YOUR TASK
What is the count of lines that hold the word "contact"? Give only the number.

══ DATASET ══

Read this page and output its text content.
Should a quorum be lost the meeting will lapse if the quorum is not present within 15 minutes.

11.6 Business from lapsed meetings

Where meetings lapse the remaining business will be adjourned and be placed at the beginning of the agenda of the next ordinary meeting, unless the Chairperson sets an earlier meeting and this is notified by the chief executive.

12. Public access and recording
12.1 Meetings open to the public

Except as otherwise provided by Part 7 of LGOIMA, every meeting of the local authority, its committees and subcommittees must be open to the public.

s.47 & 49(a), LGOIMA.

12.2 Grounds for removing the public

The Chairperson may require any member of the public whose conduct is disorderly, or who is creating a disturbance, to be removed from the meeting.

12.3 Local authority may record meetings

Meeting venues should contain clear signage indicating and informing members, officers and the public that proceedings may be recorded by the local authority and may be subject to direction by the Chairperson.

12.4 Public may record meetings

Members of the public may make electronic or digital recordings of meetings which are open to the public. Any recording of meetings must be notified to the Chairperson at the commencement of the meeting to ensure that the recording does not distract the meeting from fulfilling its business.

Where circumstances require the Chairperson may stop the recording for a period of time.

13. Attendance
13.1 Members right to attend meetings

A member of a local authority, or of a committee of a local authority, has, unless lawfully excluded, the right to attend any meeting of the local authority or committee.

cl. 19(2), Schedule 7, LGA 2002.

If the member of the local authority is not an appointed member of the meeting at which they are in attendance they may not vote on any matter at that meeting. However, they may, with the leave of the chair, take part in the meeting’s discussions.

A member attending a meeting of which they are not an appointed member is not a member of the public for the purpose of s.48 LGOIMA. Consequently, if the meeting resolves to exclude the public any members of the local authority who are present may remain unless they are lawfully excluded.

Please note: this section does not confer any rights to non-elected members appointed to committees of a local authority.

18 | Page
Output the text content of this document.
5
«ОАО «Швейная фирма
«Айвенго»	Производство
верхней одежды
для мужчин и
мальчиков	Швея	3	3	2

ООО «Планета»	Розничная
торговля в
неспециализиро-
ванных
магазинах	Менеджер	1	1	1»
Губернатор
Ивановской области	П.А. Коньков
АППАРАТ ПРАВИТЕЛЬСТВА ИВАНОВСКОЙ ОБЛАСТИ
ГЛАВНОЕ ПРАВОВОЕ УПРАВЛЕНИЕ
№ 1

═══
══ DATASET ══

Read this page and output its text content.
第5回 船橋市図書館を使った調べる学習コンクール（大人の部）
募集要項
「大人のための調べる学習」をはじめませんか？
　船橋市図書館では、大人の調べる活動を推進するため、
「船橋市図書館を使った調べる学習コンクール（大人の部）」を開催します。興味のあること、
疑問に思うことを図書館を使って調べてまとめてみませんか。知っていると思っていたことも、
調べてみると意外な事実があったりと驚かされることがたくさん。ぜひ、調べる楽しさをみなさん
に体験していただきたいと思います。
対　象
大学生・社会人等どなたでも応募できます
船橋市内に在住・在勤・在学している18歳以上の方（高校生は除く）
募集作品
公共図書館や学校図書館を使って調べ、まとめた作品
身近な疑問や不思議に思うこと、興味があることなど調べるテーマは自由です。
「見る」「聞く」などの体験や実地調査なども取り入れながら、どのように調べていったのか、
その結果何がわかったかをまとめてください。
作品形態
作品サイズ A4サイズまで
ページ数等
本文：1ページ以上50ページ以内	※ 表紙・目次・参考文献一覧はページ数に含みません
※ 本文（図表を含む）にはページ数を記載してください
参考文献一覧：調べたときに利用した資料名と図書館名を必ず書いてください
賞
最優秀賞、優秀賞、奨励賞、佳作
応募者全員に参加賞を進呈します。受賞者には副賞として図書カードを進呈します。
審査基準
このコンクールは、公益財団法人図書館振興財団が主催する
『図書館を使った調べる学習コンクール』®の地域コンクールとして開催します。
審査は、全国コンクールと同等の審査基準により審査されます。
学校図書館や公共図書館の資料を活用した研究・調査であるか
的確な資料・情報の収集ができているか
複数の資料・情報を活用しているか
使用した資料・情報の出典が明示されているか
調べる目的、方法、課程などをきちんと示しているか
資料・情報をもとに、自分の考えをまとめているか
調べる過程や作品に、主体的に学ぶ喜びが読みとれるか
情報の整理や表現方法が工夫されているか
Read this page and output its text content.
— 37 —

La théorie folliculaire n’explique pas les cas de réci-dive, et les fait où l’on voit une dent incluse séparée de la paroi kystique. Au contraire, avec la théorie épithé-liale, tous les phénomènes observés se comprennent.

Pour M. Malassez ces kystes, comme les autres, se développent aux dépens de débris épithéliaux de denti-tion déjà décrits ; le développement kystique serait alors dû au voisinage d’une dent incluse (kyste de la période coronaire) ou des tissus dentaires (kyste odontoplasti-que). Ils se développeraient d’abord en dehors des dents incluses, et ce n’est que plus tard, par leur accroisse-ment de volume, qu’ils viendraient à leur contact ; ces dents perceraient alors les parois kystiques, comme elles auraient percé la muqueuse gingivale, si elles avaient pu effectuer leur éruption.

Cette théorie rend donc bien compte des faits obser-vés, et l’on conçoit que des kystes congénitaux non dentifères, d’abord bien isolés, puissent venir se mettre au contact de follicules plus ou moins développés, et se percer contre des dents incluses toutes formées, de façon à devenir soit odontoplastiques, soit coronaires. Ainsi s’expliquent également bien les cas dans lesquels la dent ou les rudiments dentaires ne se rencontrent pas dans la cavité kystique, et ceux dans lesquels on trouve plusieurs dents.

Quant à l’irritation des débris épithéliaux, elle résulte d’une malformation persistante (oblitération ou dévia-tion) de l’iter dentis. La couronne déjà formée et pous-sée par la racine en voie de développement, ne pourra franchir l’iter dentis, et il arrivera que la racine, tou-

═══
══ DATASET ══

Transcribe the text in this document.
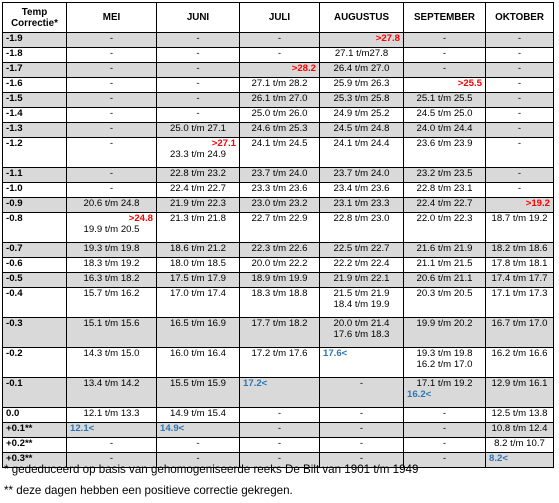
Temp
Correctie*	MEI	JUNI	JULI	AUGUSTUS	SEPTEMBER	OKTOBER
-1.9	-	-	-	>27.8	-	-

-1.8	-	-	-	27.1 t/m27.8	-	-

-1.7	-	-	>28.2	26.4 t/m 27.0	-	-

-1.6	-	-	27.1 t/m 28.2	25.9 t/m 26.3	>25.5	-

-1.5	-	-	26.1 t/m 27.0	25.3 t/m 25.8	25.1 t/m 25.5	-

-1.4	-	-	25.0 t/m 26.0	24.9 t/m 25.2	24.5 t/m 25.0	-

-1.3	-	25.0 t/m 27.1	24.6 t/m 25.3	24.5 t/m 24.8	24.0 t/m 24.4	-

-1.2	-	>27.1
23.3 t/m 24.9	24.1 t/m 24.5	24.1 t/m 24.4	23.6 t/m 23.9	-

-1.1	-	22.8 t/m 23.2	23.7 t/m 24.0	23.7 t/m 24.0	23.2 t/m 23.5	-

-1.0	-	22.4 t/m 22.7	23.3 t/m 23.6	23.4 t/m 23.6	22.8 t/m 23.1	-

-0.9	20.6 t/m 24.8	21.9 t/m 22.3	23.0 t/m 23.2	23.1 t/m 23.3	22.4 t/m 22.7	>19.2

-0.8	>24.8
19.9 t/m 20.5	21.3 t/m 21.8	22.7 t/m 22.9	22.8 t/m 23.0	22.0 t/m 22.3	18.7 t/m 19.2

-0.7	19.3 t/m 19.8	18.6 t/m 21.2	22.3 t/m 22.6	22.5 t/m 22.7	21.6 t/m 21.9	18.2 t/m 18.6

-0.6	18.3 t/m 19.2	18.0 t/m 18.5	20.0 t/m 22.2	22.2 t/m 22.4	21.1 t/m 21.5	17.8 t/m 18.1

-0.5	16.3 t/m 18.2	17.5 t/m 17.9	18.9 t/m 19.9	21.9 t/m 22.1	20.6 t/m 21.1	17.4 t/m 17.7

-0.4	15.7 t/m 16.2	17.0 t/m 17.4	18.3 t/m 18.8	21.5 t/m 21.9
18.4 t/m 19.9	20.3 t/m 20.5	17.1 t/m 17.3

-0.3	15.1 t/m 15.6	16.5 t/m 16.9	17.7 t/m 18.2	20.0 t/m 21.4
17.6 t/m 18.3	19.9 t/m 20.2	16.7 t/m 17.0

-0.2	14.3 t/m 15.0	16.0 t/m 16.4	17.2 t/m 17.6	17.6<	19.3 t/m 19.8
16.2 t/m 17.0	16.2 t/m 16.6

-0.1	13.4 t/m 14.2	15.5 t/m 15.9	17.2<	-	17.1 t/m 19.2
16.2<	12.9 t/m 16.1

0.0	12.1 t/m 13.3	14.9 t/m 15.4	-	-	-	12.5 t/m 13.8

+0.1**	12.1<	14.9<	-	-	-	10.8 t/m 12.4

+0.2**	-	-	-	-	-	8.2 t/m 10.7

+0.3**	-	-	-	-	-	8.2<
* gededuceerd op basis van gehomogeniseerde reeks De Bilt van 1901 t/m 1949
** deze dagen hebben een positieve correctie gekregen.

═══

ANSWER TO THE TASK
2